> [SET EXERCISE]: Every entry must be repeated exactly. Exclude all pictures.

> [Dataset items]:
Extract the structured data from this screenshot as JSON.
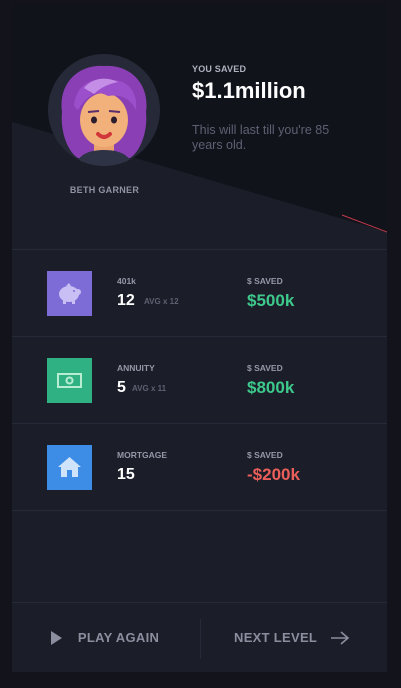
{
  "profile": {
    "name": "BETH GARNER",
    "avatar_icon": "woman-purple-hair-avatar"
  },
  "summary": {
    "label": "YOU SAVED",
    "value": "$1.1million",
    "note": "This will last till you're 85 years old."
  },
  "items": [
    {
      "category": "401k",
      "count": "12",
      "avg": "AVG x 12",
      "saved_label": "$ SAVED",
      "amount": "$500k",
      "icon": "piggy-bank-icon",
      "icon_color": "#7e6cd6",
      "amount_color": "#3ec98c"
    },
    {
      "category": "ANNUITY",
      "count": "5",
      "avg": "AVG x 11",
      "saved_label": "$ SAVED",
      "amount": "$800k",
      "icon": "cash-icon",
      "icon_color": "#2fb184",
      "amount_color": "#3ec98c"
    },
    {
      "category": "MORTGAGE",
      "count": "15",
      "avg": "",
      "saved_label": "$ SAVED",
      "amount": "-$200k",
      "icon": "house-icon",
      "icon_color": "#3d8de6",
      "amount_color": "#ea5f5a"
    }
  ],
  "footer": {
    "play_again": "PLAY AGAIN",
    "next_level": "NEXT LEVEL"
  },
  "colors": {
    "background": "#13141b",
    "card": "#1b1d28",
    "positive": "#3ec98c",
    "negative": "#ea5f5a"
  }
}
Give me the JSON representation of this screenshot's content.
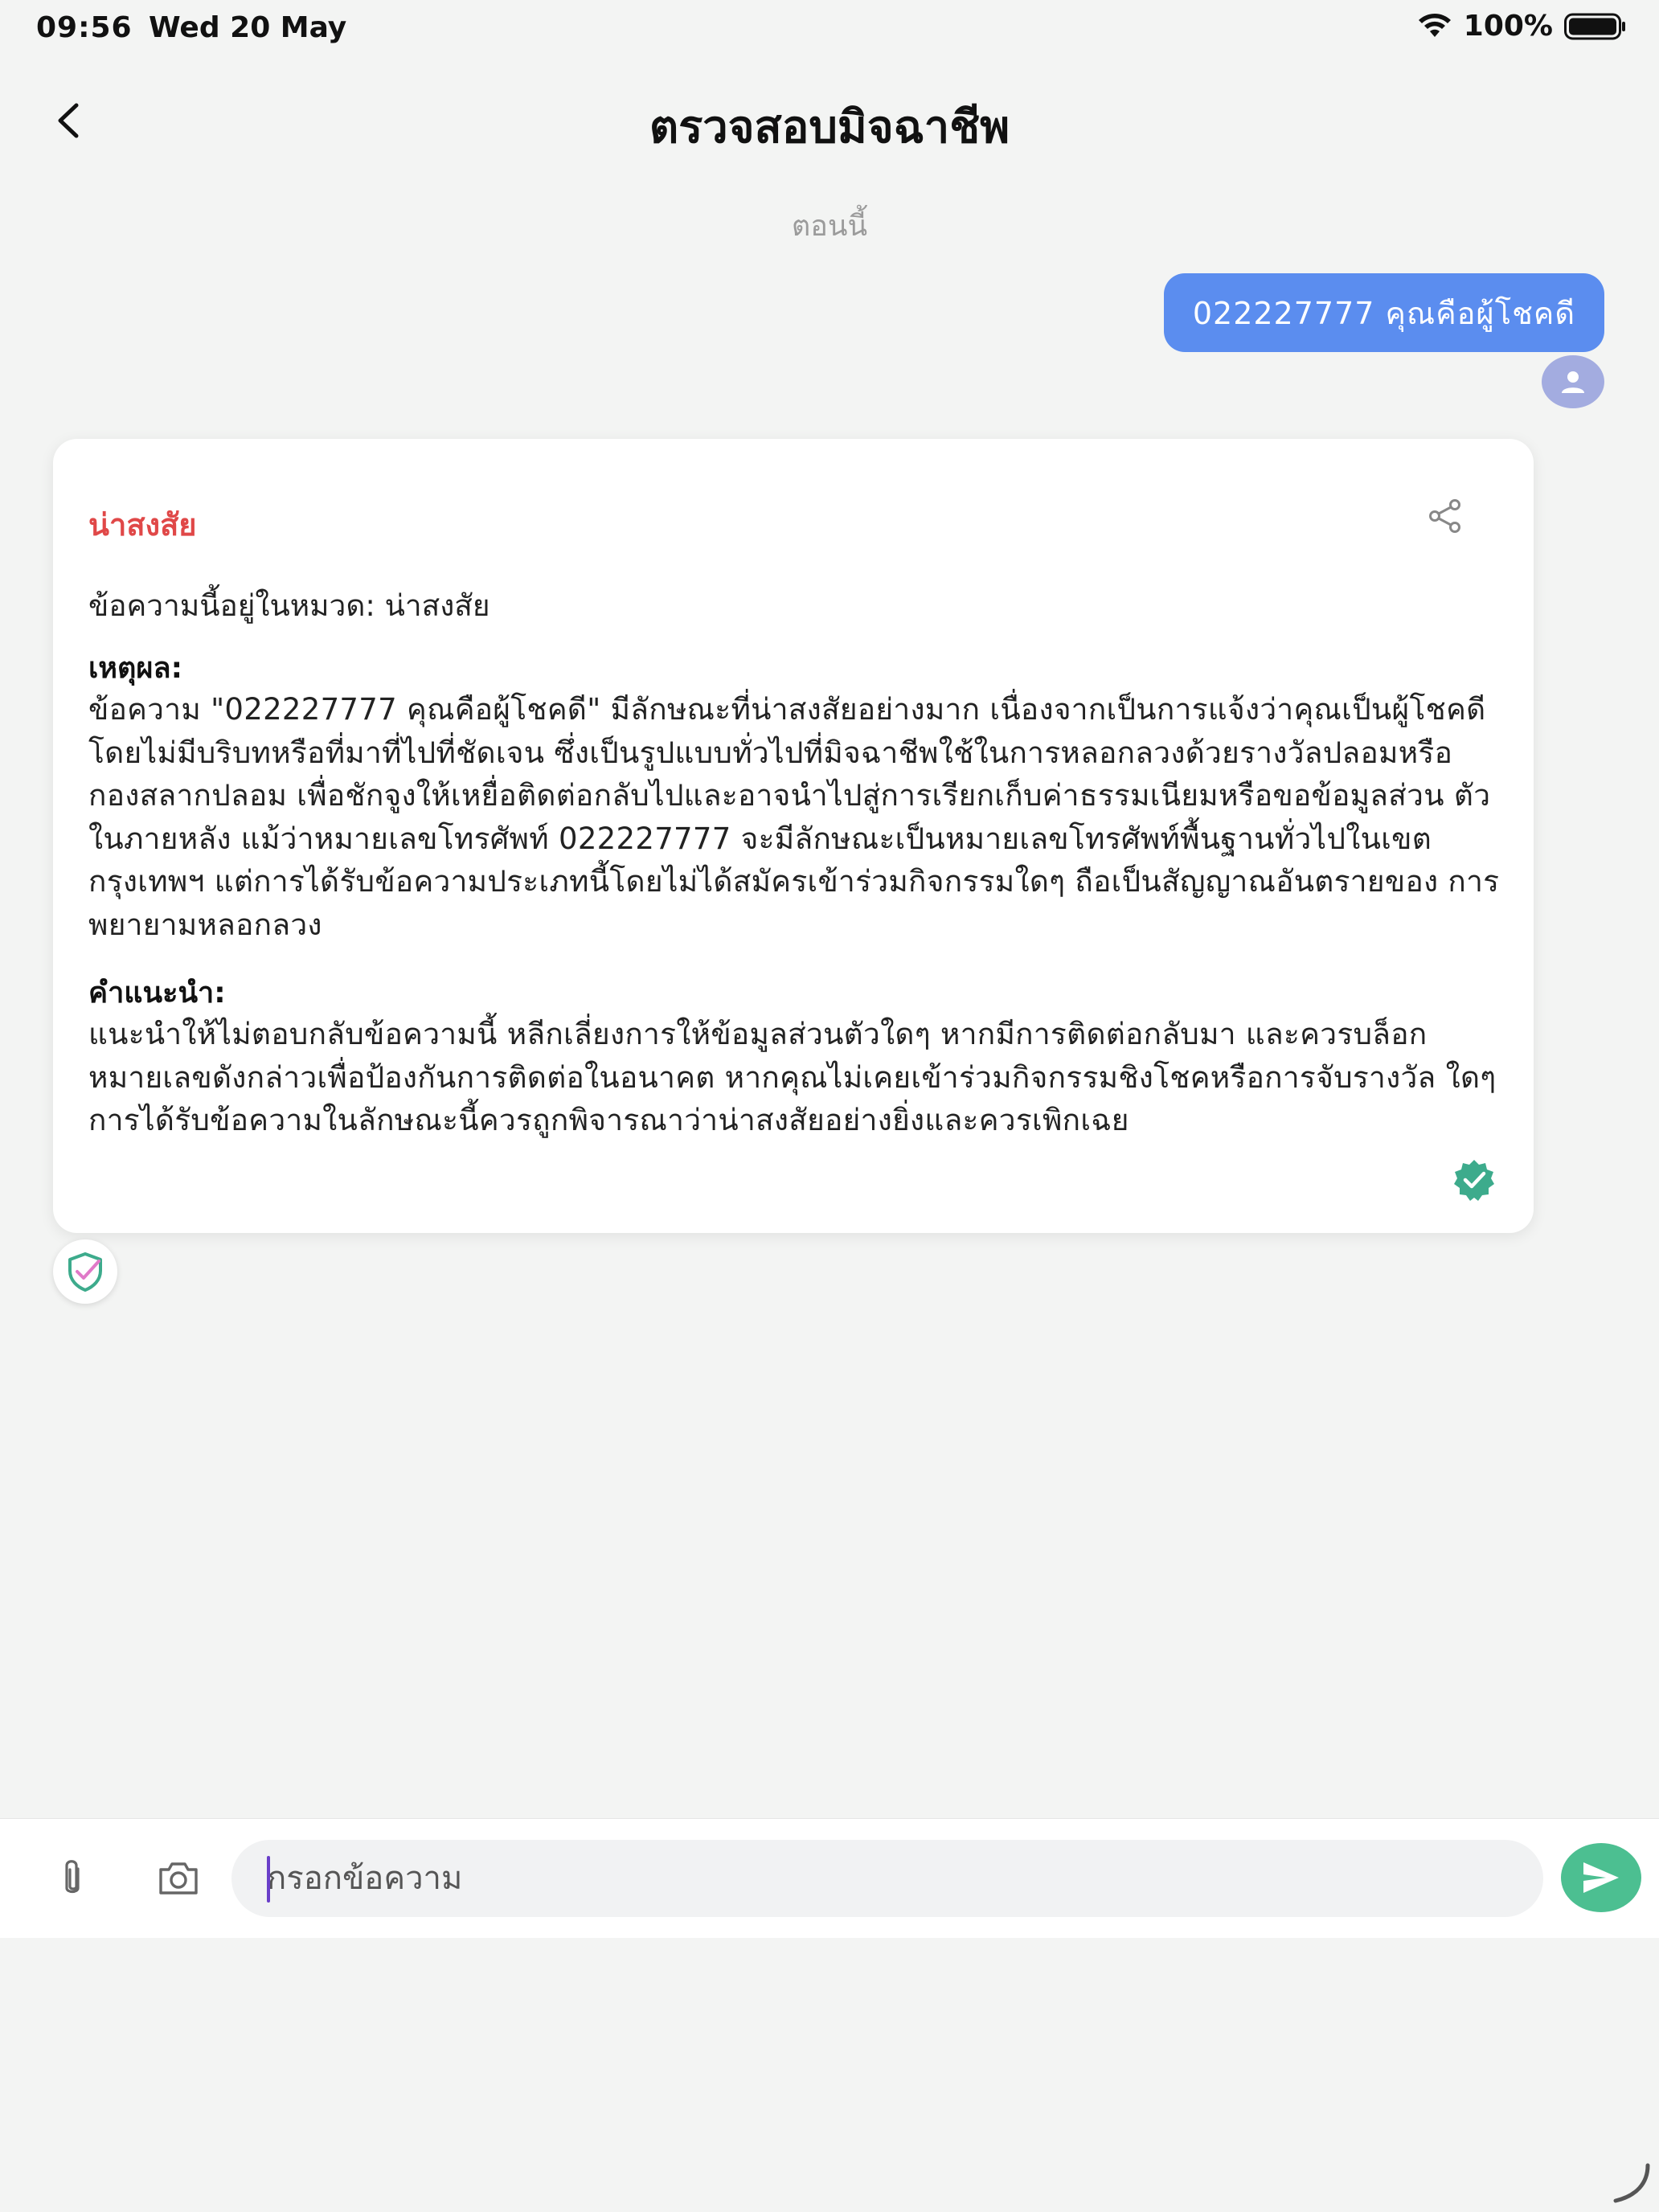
{
  "status_bar": {
    "time": "09:56",
    "date": "Wed 20 May",
    "battery": "100%"
  },
  "header": {
    "title": "ตรวจสอบมิจฉาชีพ",
    "back_icon": "chevron-left-icon"
  },
  "chat": {
    "timestamp": "ตอนนี้",
    "user_message": "022227777 คุณคือผู้โชคดี",
    "result": {
      "verdict": "น่าสงสัย",
      "category_line": "ข้อความนี้อยู่ในหมวด: น่าสงสัย",
      "reason_heading": "เหตุผล:",
      "reason_body": "ข้อความ \"022227777 คุณคือผู้โชคดี\" มีลักษณะที่น่าสงสัยอย่างมาก เนื่องจากเป็นการแจ้งว่าคุณเป็นผู้โชคดี โดยไม่มีบริบทหรือที่มาที่ไปที่ชัดเจน ซึ่งเป็นรูปแบบทั่วไปที่มิจฉาชีพใช้ในการหลอกลวงด้วยรางวัลปลอมหรือ กองสลากปลอม เพื่อชักจูงให้เหยื่อติดต่อกลับไปและอาจนำไปสู่การเรียกเก็บค่าธรรมเนียมหรือขอข้อมูลส่วน ตัวในภายหลัง แม้ว่าหมายเลขโทรศัพท์ 022227777 จะมีลักษณะเป็นหมายเลขโทรศัพท์พื้นฐานทั่วไปในเขต กรุงเทพฯ แต่การได้รับข้อความประเภทนี้โดยไม่ได้สมัครเข้าร่วมกิจกรรมใดๆ ถือเป็นสัญญาณอันตรายของ การพยายามหลอกลวง",
      "advice_heading": "คำแนะนำ:",
      "advice_body": "แนะนำให้ไม่ตอบกลับข้อความนี้ หลีกเลี่ยงการให้ข้อมูลส่วนตัวใดๆ หากมีการติดต่อกลับมา และควรบล็อก หมายเลขดังกล่าวเพื่อป้องกันการติดต่อในอนาคต หากคุณไม่เคยเข้าร่วมกิจกรรมชิงโชคหรือการจับรางวัล ใดๆ การได้รับข้อความในลักษณะนี้ควรถูกพิจารณาว่าน่าสงสัยอย่างยิ่งและควรเพิกเฉย"
    }
  },
  "input": {
    "placeholder": "กรอกข้อความ"
  },
  "colors": {
    "user_bubble": "#5b8def",
    "verdict": "#e04848",
    "accent_green": "#4cbf91",
    "background": "#f3f4f3"
  }
}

> [PROBLEM SOLUTION]:
Extract the structured data from this screenshot as JSON.
{
  "profile": {
    "name": "BETH GARNER",
    "avatar_icon": "woman-purple-hair-avatar"
  },
  "summary": {
    "label": "YOU SAVED",
    "value": "$1.1million",
    "note": "This will last till you're 85 years old."
  },
  "items": [
    {
      "category": "401k",
      "count": "12",
      "avg": "AVG x 12",
      "saved_label": "$ SAVED",
      "amount": "$500k",
      "icon": "piggy-bank-icon",
      "icon_color": "#7e6cd6",
      "amount_color": "#3ec98c"
    },
    {
      "category": "ANNUITY",
      "count": "5",
      "avg": "AVG x 11",
      "saved_label": "$ SAVED",
      "amount": "$800k",
      "icon": "cash-icon",
      "icon_color": "#2fb184",
      "amount_color": "#3ec98c"
    },
    {
      "category": "MORTGAGE",
      "count": "15",
      "avg": "",
      "saved_label": "$ SAVED",
      "amount": "-$200k",
      "icon": "house-icon",
      "icon_color": "#3d8de6",
      "amount_color": "#ea5f5a"
    }
  ],
  "footer": {
    "play_again": "PLAY AGAIN",
    "next_level": "NEXT LEVEL"
  },
  "colors": {
    "background": "#13141b",
    "card": "#1b1d28",
    "positive": "#3ec98c",
    "negative": "#ea5f5a"
  }
}
Give me the JSON representation of this screenshot's content.
{
  "status_bar": {
    "time": "09:56",
    "date": "Wed 20 May",
    "battery": "100%"
  },
  "header": {
    "title": "ตรวจสอบมิจฉาชีพ",
    "back_icon": "chevron-left-icon"
  },
  "chat": {
    "timestamp": "ตอนนี้",
    "user_message": "022227777 คุณคือผู้โชคดี",
    "result": {
      "verdict": "น่าสงสัย",
      "category_line": "ข้อความนี้อยู่ในหมวด: น่าสงสัย",
      "reason_heading": "เหตุผล:",
      "reason_body": "ข้อความ \"022227777 คุณคือผู้โชคดี\" มีลักษณะที่น่าสงสัยอย่างมาก เนื่องจากเป็นการแจ้งว่าคุณเป็นผู้โชคดี โดยไม่มีบริบทหรือที่มาที่ไปที่ชัดเจน ซึ่งเป็นรูปแบบทั่วไปที่มิจฉาชีพใช้ในการหลอกลวงด้วยรางวัลปลอมหรือ กองสลากปลอม เพื่อชักจูงให้เหยื่อติดต่อกลับไปและอาจนำไปสู่การเรียกเก็บค่าธรรมเนียมหรือขอข้อมูลส่วน ตัวในภายหลัง แม้ว่าหมายเลขโทรศัพท์ 022227777 จะมีลักษณะเป็นหมายเลขโทรศัพท์พื้นฐานทั่วไปในเขต กรุงเทพฯ แต่การได้รับข้อความประเภทนี้โดยไม่ได้สมัครเข้าร่วมกิจกรรมใดๆ ถือเป็นสัญญาณอันตรายของ การพยายามหลอกลวง",
      "advice_heading": "คำแนะนำ:",
      "advice_body": "แนะนำให้ไม่ตอบกลับข้อความนี้ หลีกเลี่ยงการให้ข้อมูลส่วนตัวใดๆ หากมีการติดต่อกลับมา และควรบล็อก หมายเลขดังกล่าวเพื่อป้องกันการติดต่อในอนาคต หากคุณไม่เคยเข้าร่วมกิจกรรมชิงโชคหรือการจับรางวัล ใดๆ การได้รับข้อความในลักษณะนี้ควรถูกพิจารณาว่าน่าสงสัยอย่างยิ่งและควรเพิกเฉย"
    }
  },
  "input": {
    "placeholder": "กรอกข้อความ"
  },
  "colors": {
    "user_bubble": "#5b8def",
    "verdict": "#e04848",
    "accent_green": "#4cbf91",
    "background": "#f3f4f3"
  }
}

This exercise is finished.